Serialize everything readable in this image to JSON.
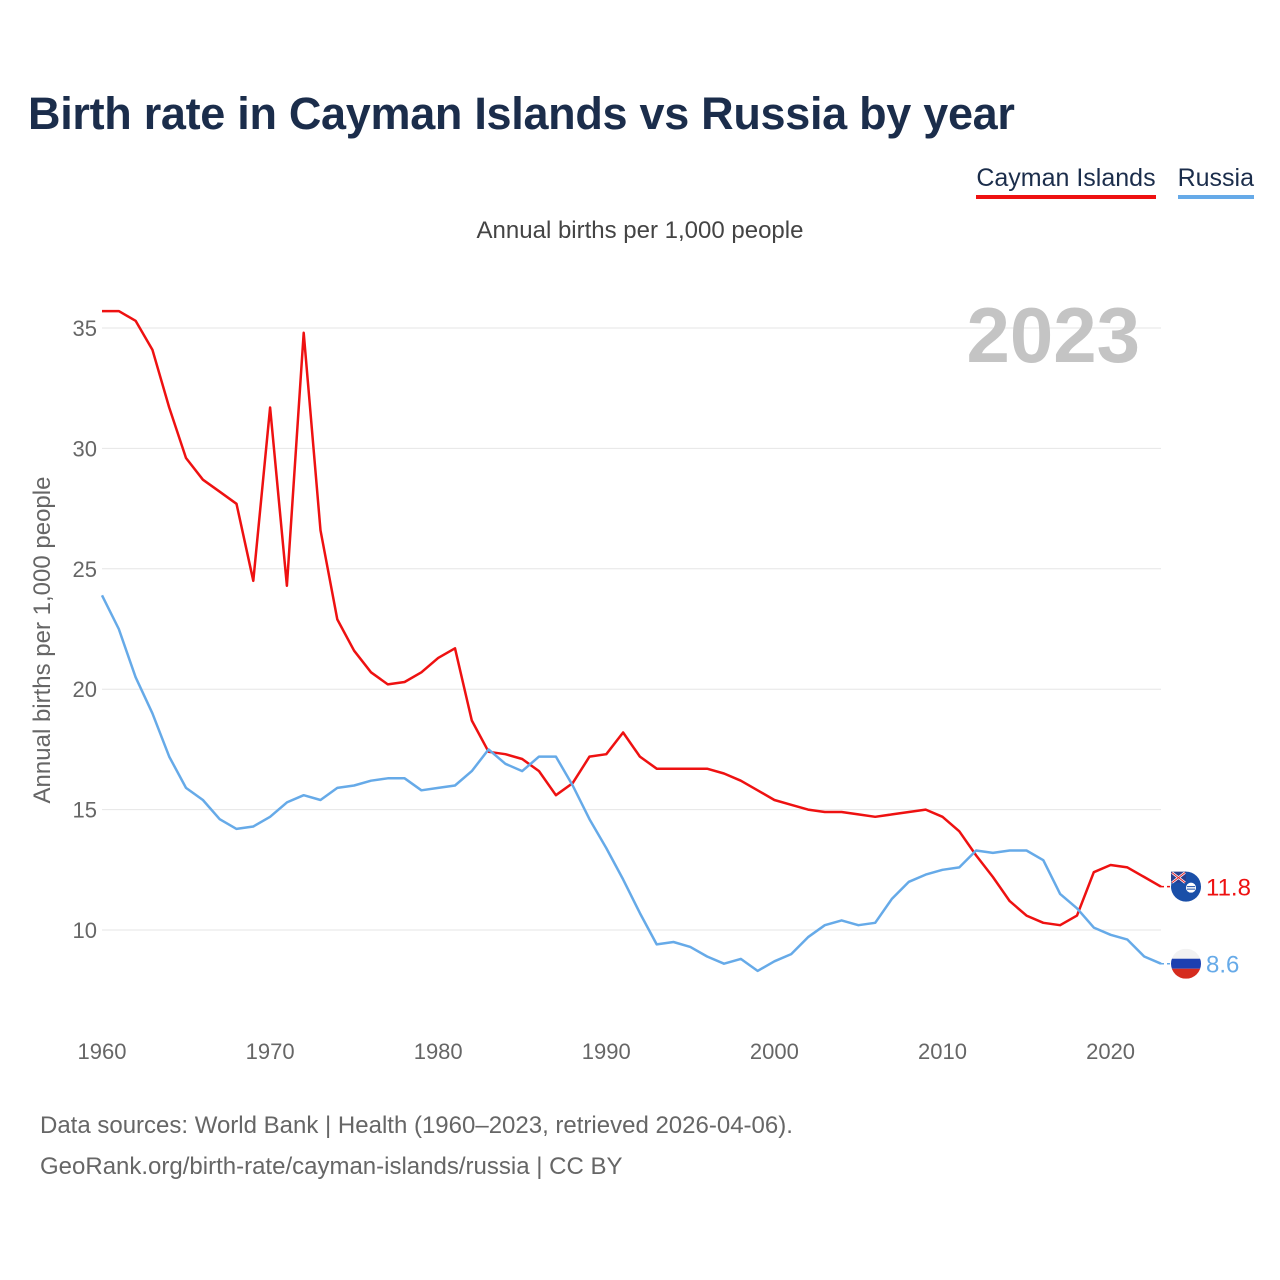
{
  "title": "Birth rate in Cayman Islands vs Russia by year",
  "subtitle": "Annual births per 1,000 people",
  "legend": [
    {
      "label": "Cayman Islands",
      "color": "#ee1111"
    },
    {
      "label": "Russia",
      "color": "#66aae8"
    }
  ],
  "source": {
    "line1": "Data sources: World Bank | Health (1960–2023, retrieved 2026-04-06).",
    "line2": "GeoRank.org/birth-rate/cayman-islands/russia | CC BY"
  },
  "chart_data": {
    "type": "line",
    "title": "Birth rate in Cayman Islands vs Russia by year",
    "subtitle": "Annual births per 1,000 people",
    "xlabel": "",
    "ylabel": "Annual births per 1,000 people",
    "xlim": [
      1960,
      2023
    ],
    "ylim": [
      7,
      37
    ],
    "yticks": [
      10,
      15,
      20,
      25,
      30,
      35
    ],
    "xticks": [
      1960,
      1970,
      1980,
      1990,
      2000,
      2010,
      2020
    ],
    "grid": true,
    "legend_position": "top-right",
    "year_label": "2023",
    "x": [
      1960,
      1961,
      1962,
      1963,
      1964,
      1965,
      1966,
      1967,
      1968,
      1969,
      1970,
      1971,
      1972,
      1973,
      1974,
      1975,
      1976,
      1977,
      1978,
      1979,
      1980,
      1981,
      1982,
      1983,
      1984,
      1985,
      1986,
      1987,
      1988,
      1989,
      1990,
      1991,
      1992,
      1993,
      1994,
      1995,
      1996,
      1997,
      1998,
      1999,
      2000,
      2001,
      2002,
      2003,
      2004,
      2005,
      2006,
      2007,
      2008,
      2009,
      2010,
      2011,
      2012,
      2013,
      2014,
      2015,
      2016,
      2017,
      2018,
      2019,
      2020,
      2021,
      2022,
      2023
    ],
    "series": [
      {
        "name": "Cayman Islands",
        "color": "#ee1111",
        "end_label": "11.8",
        "values": [
          35.7,
          35.7,
          35.3,
          34.1,
          31.7,
          29.6,
          28.7,
          28.2,
          27.7,
          24.5,
          31.7,
          24.3,
          34.8,
          26.6,
          22.9,
          21.6,
          20.7,
          20.2,
          20.3,
          20.7,
          21.3,
          21.7,
          18.7,
          17.4,
          17.3,
          17.1,
          16.6,
          15.6,
          16.1,
          17.2,
          17.3,
          18.2,
          17.2,
          16.7,
          16.7,
          16.7,
          16.7,
          16.5,
          16.2,
          15.8,
          15.4,
          15.2,
          15.0,
          14.9,
          14.9,
          14.8,
          14.7,
          14.8,
          14.9,
          15.0,
          14.7,
          14.1,
          13.1,
          12.2,
          11.2,
          10.6,
          10.3,
          10.2,
          10.6,
          12.4,
          12.7,
          12.6,
          12.2,
          11.8
        ]
      },
      {
        "name": "Russia",
        "color": "#66aae8",
        "end_label": "8.6",
        "values": [
          23.9,
          22.5,
          20.5,
          19.0,
          17.2,
          15.9,
          15.4,
          14.6,
          14.2,
          14.3,
          14.7,
          15.3,
          15.6,
          15.4,
          15.9,
          16.0,
          16.2,
          16.3,
          16.3,
          15.8,
          15.9,
          16.0,
          16.6,
          17.5,
          16.9,
          16.6,
          17.2,
          17.2,
          16.0,
          14.6,
          13.4,
          12.1,
          10.7,
          9.4,
          9.5,
          9.3,
          8.9,
          8.6,
          8.8,
          8.3,
          8.7,
          9.0,
          9.7,
          10.2,
          10.4,
          10.2,
          10.3,
          11.3,
          12.0,
          12.3,
          12.5,
          12.6,
          13.3,
          13.2,
          13.3,
          13.3,
          12.9,
          11.5,
          10.9,
          10.1,
          9.8,
          9.6,
          8.9,
          8.6
        ]
      }
    ]
  }
}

[EXERCISE]
Wherever a line in the data above holds "Annual", copy that line.

[RIGHT ANSWER]
  "subtitle": "Annual births per 1,000 people",
    "subtitle": "Annual births per 1,000 people",
    "ylabel": "Annual births per 1,000 people",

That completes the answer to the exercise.